■ **DATA FOR THIS TASK**:

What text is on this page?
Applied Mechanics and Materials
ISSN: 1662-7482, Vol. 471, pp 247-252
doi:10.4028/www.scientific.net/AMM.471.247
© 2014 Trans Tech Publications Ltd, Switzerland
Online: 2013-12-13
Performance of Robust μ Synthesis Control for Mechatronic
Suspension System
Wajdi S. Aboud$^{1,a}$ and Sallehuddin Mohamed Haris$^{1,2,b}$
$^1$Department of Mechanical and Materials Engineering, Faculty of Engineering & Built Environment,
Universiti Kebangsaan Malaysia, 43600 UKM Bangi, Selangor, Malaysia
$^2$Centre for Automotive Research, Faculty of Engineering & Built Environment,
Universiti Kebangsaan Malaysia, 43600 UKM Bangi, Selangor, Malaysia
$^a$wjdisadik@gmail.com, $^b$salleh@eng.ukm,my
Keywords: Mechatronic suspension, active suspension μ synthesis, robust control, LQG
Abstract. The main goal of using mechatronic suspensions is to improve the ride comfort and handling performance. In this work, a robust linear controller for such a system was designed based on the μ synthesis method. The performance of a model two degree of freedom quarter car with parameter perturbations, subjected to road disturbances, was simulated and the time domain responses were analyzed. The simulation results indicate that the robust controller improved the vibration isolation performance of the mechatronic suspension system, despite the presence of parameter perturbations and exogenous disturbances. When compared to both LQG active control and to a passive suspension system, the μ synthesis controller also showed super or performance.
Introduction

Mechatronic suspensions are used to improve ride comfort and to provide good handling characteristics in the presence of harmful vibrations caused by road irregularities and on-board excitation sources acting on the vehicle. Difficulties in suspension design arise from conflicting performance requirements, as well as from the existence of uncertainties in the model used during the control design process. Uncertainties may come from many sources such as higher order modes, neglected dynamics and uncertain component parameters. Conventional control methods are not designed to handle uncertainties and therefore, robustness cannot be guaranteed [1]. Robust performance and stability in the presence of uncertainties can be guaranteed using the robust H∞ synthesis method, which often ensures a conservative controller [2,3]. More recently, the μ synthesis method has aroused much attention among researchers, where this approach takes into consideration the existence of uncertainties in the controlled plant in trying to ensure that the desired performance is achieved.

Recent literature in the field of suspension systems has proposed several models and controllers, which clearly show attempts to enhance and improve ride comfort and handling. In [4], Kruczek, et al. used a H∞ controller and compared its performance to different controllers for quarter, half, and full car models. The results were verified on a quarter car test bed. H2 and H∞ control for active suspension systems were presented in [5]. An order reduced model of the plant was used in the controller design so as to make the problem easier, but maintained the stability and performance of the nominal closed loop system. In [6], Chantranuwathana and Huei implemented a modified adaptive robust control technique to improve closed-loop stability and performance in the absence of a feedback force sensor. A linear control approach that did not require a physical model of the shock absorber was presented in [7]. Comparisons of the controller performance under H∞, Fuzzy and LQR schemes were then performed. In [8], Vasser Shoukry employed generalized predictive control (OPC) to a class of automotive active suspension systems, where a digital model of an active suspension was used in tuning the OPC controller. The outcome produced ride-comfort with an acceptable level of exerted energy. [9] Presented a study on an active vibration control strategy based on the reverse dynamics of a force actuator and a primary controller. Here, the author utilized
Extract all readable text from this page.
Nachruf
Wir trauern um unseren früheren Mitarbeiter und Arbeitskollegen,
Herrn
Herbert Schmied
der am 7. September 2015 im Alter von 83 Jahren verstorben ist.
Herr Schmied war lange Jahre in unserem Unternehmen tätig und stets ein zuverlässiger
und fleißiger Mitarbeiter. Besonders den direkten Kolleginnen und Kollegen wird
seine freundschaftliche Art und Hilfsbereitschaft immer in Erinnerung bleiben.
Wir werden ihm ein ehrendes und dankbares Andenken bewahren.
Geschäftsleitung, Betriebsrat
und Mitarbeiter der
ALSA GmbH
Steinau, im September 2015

■ **REQUIREMENTS**:
Filter for "Schmied". Return all lines that hold it.

■ **CORRECT RESULT**:
Herbert Schmied
Herr Schmied war lange Jahre in unserem Unternehmen tätig und stets ein zuverlässiger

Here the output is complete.